GIVEN TASK -> Transcribe the material in full, exactly as written.

..........

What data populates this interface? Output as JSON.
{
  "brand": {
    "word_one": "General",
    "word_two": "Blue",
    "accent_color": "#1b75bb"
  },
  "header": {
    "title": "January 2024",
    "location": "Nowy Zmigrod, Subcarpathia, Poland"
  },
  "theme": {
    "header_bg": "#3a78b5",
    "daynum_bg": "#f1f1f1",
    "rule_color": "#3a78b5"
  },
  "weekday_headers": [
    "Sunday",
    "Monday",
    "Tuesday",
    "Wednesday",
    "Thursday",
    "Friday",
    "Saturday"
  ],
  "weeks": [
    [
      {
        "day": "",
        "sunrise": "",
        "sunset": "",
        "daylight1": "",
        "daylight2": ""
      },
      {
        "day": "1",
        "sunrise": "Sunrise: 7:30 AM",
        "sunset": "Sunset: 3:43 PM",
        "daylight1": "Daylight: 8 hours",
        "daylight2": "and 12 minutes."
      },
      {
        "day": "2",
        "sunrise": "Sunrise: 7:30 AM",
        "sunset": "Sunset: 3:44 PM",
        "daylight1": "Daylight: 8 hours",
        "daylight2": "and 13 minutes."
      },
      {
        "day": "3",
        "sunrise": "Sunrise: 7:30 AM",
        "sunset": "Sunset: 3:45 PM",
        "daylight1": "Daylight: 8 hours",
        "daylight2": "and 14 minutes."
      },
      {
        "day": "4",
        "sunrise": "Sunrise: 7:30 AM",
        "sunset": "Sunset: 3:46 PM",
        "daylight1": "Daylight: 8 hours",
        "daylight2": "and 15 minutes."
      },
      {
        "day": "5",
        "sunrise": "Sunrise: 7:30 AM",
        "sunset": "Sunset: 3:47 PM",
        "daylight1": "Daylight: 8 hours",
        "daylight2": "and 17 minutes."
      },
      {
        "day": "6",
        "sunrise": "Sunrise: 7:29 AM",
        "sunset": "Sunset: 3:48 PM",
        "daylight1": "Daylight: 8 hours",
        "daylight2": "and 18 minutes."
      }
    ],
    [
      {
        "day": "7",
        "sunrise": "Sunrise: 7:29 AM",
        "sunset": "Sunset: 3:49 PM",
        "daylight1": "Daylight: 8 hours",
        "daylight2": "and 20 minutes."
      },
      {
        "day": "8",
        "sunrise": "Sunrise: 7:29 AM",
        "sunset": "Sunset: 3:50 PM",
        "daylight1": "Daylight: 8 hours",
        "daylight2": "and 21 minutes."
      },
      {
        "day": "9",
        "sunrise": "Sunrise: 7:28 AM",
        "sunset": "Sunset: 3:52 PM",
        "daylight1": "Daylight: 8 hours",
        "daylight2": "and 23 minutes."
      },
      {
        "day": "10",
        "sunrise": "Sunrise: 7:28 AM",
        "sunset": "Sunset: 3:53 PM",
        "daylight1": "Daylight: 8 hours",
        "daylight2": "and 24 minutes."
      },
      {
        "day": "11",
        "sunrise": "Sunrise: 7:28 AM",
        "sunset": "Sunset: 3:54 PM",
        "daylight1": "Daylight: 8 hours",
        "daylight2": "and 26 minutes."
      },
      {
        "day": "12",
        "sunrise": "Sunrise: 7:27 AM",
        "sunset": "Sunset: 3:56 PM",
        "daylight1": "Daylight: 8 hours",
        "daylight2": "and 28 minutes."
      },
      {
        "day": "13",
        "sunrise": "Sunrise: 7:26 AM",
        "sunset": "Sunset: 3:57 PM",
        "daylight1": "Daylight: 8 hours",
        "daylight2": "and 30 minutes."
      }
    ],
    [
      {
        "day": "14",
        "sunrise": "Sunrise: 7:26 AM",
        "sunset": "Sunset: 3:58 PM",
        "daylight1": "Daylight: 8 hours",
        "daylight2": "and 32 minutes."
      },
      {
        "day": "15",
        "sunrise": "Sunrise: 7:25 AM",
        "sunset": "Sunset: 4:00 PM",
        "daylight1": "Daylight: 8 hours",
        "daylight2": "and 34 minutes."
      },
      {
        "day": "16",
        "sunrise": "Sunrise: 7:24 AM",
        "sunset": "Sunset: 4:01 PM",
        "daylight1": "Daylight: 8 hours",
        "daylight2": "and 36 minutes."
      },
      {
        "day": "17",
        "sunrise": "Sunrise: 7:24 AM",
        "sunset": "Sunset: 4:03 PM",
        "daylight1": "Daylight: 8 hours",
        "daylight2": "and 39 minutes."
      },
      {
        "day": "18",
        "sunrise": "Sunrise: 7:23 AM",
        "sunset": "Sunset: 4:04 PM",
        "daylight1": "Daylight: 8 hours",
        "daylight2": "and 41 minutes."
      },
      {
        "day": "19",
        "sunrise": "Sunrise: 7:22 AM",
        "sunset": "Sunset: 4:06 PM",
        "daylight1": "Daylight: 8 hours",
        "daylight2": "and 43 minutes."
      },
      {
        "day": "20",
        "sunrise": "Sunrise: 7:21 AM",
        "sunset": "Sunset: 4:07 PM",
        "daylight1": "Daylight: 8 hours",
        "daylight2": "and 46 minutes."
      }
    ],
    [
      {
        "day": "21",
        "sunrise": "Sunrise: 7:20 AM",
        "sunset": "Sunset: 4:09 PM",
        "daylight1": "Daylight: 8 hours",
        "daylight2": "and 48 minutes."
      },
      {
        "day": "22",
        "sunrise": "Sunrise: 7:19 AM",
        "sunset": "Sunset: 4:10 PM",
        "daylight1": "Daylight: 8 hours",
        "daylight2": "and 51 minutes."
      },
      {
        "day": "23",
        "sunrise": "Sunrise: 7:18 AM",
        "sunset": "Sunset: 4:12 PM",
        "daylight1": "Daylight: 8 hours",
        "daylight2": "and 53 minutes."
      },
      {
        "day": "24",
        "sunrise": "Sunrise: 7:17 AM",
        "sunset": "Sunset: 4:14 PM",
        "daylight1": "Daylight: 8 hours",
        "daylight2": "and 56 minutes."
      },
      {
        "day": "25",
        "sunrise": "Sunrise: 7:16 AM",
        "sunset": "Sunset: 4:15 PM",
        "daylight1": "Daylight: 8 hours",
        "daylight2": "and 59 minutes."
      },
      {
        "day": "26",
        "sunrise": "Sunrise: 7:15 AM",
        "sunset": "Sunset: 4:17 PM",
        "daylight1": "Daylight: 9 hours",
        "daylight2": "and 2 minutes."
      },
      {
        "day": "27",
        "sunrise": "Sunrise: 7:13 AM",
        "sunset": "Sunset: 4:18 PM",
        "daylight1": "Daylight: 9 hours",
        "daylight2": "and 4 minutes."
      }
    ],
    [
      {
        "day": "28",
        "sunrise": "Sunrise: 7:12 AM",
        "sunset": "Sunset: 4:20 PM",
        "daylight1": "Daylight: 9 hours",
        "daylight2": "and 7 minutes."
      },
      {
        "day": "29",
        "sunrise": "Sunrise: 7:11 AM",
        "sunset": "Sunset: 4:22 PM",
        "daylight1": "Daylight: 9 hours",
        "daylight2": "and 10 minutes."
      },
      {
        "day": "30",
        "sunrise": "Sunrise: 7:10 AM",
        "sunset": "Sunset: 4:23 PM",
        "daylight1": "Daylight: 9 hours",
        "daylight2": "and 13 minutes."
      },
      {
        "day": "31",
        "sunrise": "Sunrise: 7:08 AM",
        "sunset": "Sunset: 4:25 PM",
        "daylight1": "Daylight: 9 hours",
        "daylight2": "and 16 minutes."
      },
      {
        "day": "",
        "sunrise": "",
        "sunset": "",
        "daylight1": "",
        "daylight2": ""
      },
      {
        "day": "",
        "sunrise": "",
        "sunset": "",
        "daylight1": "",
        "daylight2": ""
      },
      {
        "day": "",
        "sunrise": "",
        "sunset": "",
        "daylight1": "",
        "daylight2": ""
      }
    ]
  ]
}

..........

SOLUTION TO THIS EXERCISE ->
What data populates this interface? Output as JSON.
{
  "brand": {
    "word_one": "General",
    "word_two": "Blue",
    "accent_color": "#1b75bb"
  },
  "header": {
    "title": "January 2024",
    "location": "Nowy Zmigrod, Subcarpathia, Poland"
  },
  "theme": {
    "header_bg": "#3a78b5",
    "daynum_bg": "#f1f1f1",
    "rule_color": "#3a78b5"
  },
  "weekday_headers": [
    "Sunday",
    "Monday",
    "Tuesday",
    "Wednesday",
    "Thursday",
    "Friday",
    "Saturday"
  ],
  "weeks": [
    [
      {
        "day": "",
        "sunrise": "",
        "sunset": "",
        "daylight1": "",
        "daylight2": ""
      },
      {
        "day": "1",
        "sunrise": "Sunrise: 7:30 AM",
        "sunset": "Sunset: 3:43 PM",
        "daylight1": "Daylight: 8 hours",
        "daylight2": "and 12 minutes."
      },
      {
        "day": "2",
        "sunrise": "Sunrise: 7:30 AM",
        "sunset": "Sunset: 3:44 PM",
        "daylight1": "Daylight: 8 hours",
        "daylight2": "and 13 minutes."
      },
      {
        "day": "3",
        "sunrise": "Sunrise: 7:30 AM",
        "sunset": "Sunset: 3:45 PM",
        "daylight1": "Daylight: 8 hours",
        "daylight2": "and 14 minutes."
      },
      {
        "day": "4",
        "sunrise": "Sunrise: 7:30 AM",
        "sunset": "Sunset: 3:46 PM",
        "daylight1": "Daylight: 8 hours",
        "daylight2": "and 15 minutes."
      },
      {
        "day": "5",
        "sunrise": "Sunrise: 7:30 AM",
        "sunset": "Sunset: 3:47 PM",
        "daylight1": "Daylight: 8 hours",
        "daylight2": "and 17 minutes."
      },
      {
        "day": "6",
        "sunrise": "Sunrise: 7:29 AM",
        "sunset": "Sunset: 3:48 PM",
        "daylight1": "Daylight: 8 hours",
        "daylight2": "and 18 minutes."
      }
    ],
    [
      {
        "day": "7",
        "sunrise": "Sunrise: 7:29 AM",
        "sunset": "Sunset: 3:49 PM",
        "daylight1": "Daylight: 8 hours",
        "daylight2": "and 20 minutes."
      },
      {
        "day": "8",
        "sunrise": "Sunrise: 7:29 AM",
        "sunset": "Sunset: 3:50 PM",
        "daylight1": "Daylight: 8 hours",
        "daylight2": "and 21 minutes."
      },
      {
        "day": "9",
        "sunrise": "Sunrise: 7:28 AM",
        "sunset": "Sunset: 3:52 PM",
        "daylight1": "Daylight: 8 hours",
        "daylight2": "and 23 minutes."
      },
      {
        "day": "10",
        "sunrise": "Sunrise: 7:28 AM",
        "sunset": "Sunset: 3:53 PM",
        "daylight1": "Daylight: 8 hours",
        "daylight2": "and 24 minutes."
      },
      {
        "day": "11",
        "sunrise": "Sunrise: 7:28 AM",
        "sunset": "Sunset: 3:54 PM",
        "daylight1": "Daylight: 8 hours",
        "daylight2": "and 26 minutes."
      },
      {
        "day": "12",
        "sunrise": "Sunrise: 7:27 AM",
        "sunset": "Sunset: 3:56 PM",
        "daylight1": "Daylight: 8 hours",
        "daylight2": "and 28 minutes."
      },
      {
        "day": "13",
        "sunrise": "Sunrise: 7:26 AM",
        "sunset": "Sunset: 3:57 PM",
        "daylight1": "Daylight: 8 hours",
        "daylight2": "and 30 minutes."
      }
    ],
    [
      {
        "day": "14",
        "sunrise": "Sunrise: 7:26 AM",
        "sunset": "Sunset: 3:58 PM",
        "daylight1": "Daylight: 8 hours",
        "daylight2": "and 32 minutes."
      },
      {
        "day": "15",
        "sunrise": "Sunrise: 7:25 AM",
        "sunset": "Sunset: 4:00 PM",
        "daylight1": "Daylight: 8 hours",
        "daylight2": "and 34 minutes."
      },
      {
        "day": "16",
        "sunrise": "Sunrise: 7:24 AM",
        "sunset": "Sunset: 4:01 PM",
        "daylight1": "Daylight: 8 hours",
        "daylight2": "and 36 minutes."
      },
      {
        "day": "17",
        "sunrise": "Sunrise: 7:24 AM",
        "sunset": "Sunset: 4:03 PM",
        "daylight1": "Daylight: 8 hours",
        "daylight2": "and 39 minutes."
      },
      {
        "day": "18",
        "sunrise": "Sunrise: 7:23 AM",
        "sunset": "Sunset: 4:04 PM",
        "daylight1": "Daylight: 8 hours",
        "daylight2": "and 41 minutes."
      },
      {
        "day": "19",
        "sunrise": "Sunrise: 7:22 AM",
        "sunset": "Sunset: 4:06 PM",
        "daylight1": "Daylight: 8 hours",
        "daylight2": "and 43 minutes."
      },
      {
        "day": "20",
        "sunrise": "Sunrise: 7:21 AM",
        "sunset": "Sunset: 4:07 PM",
        "daylight1": "Daylight: 8 hours",
        "daylight2": "and 46 minutes."
      }
    ],
    [
      {
        "day": "21",
        "sunrise": "Sunrise: 7:20 AM",
        "sunset": "Sunset: 4:09 PM",
        "daylight1": "Daylight: 8 hours",
        "daylight2": "and 48 minutes."
      },
      {
        "day": "22",
        "sunrise": "Sunrise: 7:19 AM",
        "sunset": "Sunset: 4:10 PM",
        "daylight1": "Daylight: 8 hours",
        "daylight2": "and 51 minutes."
      },
      {
        "day": "23",
        "sunrise": "Sunrise: 7:18 AM",
        "sunset": "Sunset: 4:12 PM",
        "daylight1": "Daylight: 8 hours",
        "daylight2": "and 53 minutes."
      },
      {
        "day": "24",
        "sunrise": "Sunrise: 7:17 AM",
        "sunset": "Sunset: 4:14 PM",
        "daylight1": "Daylight: 8 hours",
        "daylight2": "and 56 minutes."
      },
      {
        "day": "25",
        "sunrise": "Sunrise: 7:16 AM",
        "sunset": "Sunset: 4:15 PM",
        "daylight1": "Daylight: 8 hours",
        "daylight2": "and 59 minutes."
      },
      {
        "day": "26",
        "sunrise": "Sunrise: 7:15 AM",
        "sunset": "Sunset: 4:17 PM",
        "daylight1": "Daylight: 9 hours",
        "daylight2": "and 2 minutes."
      },
      {
        "day": "27",
        "sunrise": "Sunrise: 7:13 AM",
        "sunset": "Sunset: 4:18 PM",
        "daylight1": "Daylight: 9 hours",
        "daylight2": "and 4 minutes."
      }
    ],
    [
      {
        "day": "28",
        "sunrise": "Sunrise: 7:12 AM",
        "sunset": "Sunset: 4:20 PM",
        "daylight1": "Daylight: 9 hours",
        "daylight2": "and 7 minutes."
      },
      {
        "day": "29",
        "sunrise": "Sunrise: 7:11 AM",
        "sunset": "Sunset: 4:22 PM",
        "daylight1": "Daylight: 9 hours",
        "daylight2": "and 10 minutes."
      },
      {
        "day": "30",
        "sunrise": "Sunrise: 7:10 AM",
        "sunset": "Sunset: 4:23 PM",
        "daylight1": "Daylight: 9 hours",
        "daylight2": "and 13 minutes."
      },
      {
        "day": "31",
        "sunrise": "Sunrise: 7:08 AM",
        "sunset": "Sunset: 4:25 PM",
        "daylight1": "Daylight: 9 hours",
        "daylight2": "and 16 minutes."
      },
      {
        "day": "",
        "sunrise": "",
        "sunset": "",
        "daylight1": "",
        "daylight2": ""
      },
      {
        "day": "",
        "sunrise": "",
        "sunset": "",
        "daylight1": "",
        "daylight2": ""
      },
      {
        "day": "",
        "sunrise": "",
        "sunset": "",
        "daylight1": "",
        "daylight2": ""
      }
    ]
  ]
}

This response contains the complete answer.